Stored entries
══════════

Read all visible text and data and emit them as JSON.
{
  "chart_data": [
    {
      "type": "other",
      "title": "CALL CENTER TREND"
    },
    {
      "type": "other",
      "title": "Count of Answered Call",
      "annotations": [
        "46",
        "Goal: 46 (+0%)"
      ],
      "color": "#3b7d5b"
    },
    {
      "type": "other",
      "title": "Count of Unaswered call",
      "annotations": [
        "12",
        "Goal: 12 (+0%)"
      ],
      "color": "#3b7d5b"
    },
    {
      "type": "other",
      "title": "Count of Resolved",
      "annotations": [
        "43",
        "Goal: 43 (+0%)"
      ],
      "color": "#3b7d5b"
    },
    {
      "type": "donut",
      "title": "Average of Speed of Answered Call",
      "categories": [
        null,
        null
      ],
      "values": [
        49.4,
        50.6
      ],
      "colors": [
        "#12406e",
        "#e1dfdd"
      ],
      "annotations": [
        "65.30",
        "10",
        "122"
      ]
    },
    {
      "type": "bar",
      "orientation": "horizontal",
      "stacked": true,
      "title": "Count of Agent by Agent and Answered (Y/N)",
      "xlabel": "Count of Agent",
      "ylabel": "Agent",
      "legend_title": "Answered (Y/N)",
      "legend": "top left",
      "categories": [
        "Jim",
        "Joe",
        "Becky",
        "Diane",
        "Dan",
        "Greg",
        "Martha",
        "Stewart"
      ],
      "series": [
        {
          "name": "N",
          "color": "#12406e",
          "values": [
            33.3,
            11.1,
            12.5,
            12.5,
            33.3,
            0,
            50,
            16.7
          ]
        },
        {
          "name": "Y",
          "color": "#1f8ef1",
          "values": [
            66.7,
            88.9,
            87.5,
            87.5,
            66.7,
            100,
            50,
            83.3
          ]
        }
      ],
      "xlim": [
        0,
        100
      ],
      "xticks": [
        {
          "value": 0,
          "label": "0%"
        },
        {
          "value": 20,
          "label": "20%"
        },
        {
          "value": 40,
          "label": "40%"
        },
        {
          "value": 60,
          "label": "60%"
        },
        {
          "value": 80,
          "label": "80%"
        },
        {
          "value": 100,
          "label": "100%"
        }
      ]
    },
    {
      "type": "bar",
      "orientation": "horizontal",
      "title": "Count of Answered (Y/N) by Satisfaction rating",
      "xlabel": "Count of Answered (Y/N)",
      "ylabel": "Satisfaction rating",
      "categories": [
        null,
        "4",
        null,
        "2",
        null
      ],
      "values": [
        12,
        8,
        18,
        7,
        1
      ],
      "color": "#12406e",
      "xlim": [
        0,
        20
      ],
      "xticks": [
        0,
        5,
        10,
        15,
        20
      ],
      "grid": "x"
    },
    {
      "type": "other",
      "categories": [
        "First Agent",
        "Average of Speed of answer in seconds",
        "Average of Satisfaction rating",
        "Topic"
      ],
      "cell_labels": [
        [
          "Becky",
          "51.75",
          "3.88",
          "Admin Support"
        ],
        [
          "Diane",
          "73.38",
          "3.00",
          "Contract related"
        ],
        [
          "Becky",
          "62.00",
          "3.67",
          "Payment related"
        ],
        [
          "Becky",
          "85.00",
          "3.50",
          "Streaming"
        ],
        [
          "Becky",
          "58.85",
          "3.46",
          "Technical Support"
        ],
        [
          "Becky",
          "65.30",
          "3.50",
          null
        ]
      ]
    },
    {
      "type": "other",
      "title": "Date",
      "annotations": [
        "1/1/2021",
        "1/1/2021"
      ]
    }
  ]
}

══════════

## Task instructions
Retype each record exactly, leaving nothing out.

## Task result
Read all visible text and data and emit them as JSON.
{
  "chart_data": [
    {
      "type": "other",
      "title": "CALL CENTER TREND"
    },
    {
      "type": "other",
      "title": "Count of Answered Call",
      "annotations": [
        "46",
        "Goal: 46 (+0%)"
      ],
      "color": "#3b7d5b"
    },
    {
      "type": "other",
      "title": "Count of Unaswered call",
      "annotations": [
        "12",
        "Goal: 12 (+0%)"
      ],
      "color": "#3b7d5b"
    },
    {
      "type": "other",
      "title": "Count of Resolved",
      "annotations": [
        "43",
        "Goal: 43 (+0%)"
      ],
      "color": "#3b7d5b"
    },
    {
      "type": "donut",
      "title": "Average of Speed of Answered Call",
      "categories": [
        null,
        null
      ],
      "values": [
        49.4,
        50.6
      ],
      "colors": [
        "#12406e",
        "#e1dfdd"
      ],
      "annotations": [
        "65.30",
        "10",
        "122"
      ]
    },
    {
      "type": "bar",
      "orientation": "horizontal",
      "stacked": true,
      "title": "Count of Agent by Agent and Answered (Y/N)",
      "xlabel": "Count of Agent",
      "ylabel": "Agent",
      "legend_title": "Answered (Y/N)",
      "legend": "top left",
      "categories": [
        "Jim",
        "Joe",
        "Becky",
        "Diane",
        "Dan",
        "Greg",
        "Martha",
        "Stewart"
      ],
      "series": [
        {
          "name": "N",
          "color": "#12406e",
          "values": [
            33.3,
            11.1,
            12.5,
            12.5,
            33.3,
            0,
            50,
            16.7
          ]
        },
        {
          "name": "Y",
          "color": "#1f8ef1",
          "values": [
            66.7,
            88.9,
            87.5,
            87.5,
            66.7,
            100,
            50,
            83.3
          ]
        }
      ],
      "xlim": [
        0,
        100
      ],
      "xticks": [
        {
          "value": 0,
          "label": "0%"
        },
        {
          "value": 20,
          "label": "20%"
        },
        {
          "value": 40,
          "label": "40%"
        },
        {
          "value": 60,
          "label": "60%"
        },
        {
          "value": 80,
          "label": "80%"
        },
        {
          "value": 100,
          "label": "100%"
        }
      ]
    },
    {
      "type": "bar",
      "orientation": "horizontal",
      "title": "Count of Answered (Y/N) by Satisfaction rating",
      "xlabel": "Count of Answered (Y/N)",
      "ylabel": "Satisfaction rating",
      "categories": [
        null,
        "4",
        null,
        "2",
        null
      ],
      "values": [
        12,
        8,
        18,
        7,
        1
      ],
      "color": "#12406e",
      "xlim": [
        0,
        20
      ],
      "xticks": [
        0,
        5,
        10,
        15,
        20
      ],
      "grid": "x"
    },
    {
      "type": "other",
      "categories": [
        "First Agent",
        "Average of Speed of answer in seconds",
        "Average of Satisfaction rating",
        "Topic"
      ],
      "cell_labels": [
        [
          "Becky",
          "51.75",
          "3.88",
          "Admin Support"
        ],
        [
          "Diane",
          "73.38",
          "3.00",
          "Contract related"
        ],
        [
          "Becky",
          "62.00",
          "3.67",
          "Payment related"
        ],
        [
          "Becky",
          "85.00",
          "3.50",
          "Streaming"
        ],
        [
          "Becky",
          "58.85",
          "3.46",
          "Technical Support"
        ],
        [
          "Becky",
          "65.30",
          "3.50",
          null
        ]
      ]
    },
    {
      "type": "other",
      "title": "Date",
      "annotations": [
        "1/1/2021",
        "1/1/2021"
      ]
    }
  ]
}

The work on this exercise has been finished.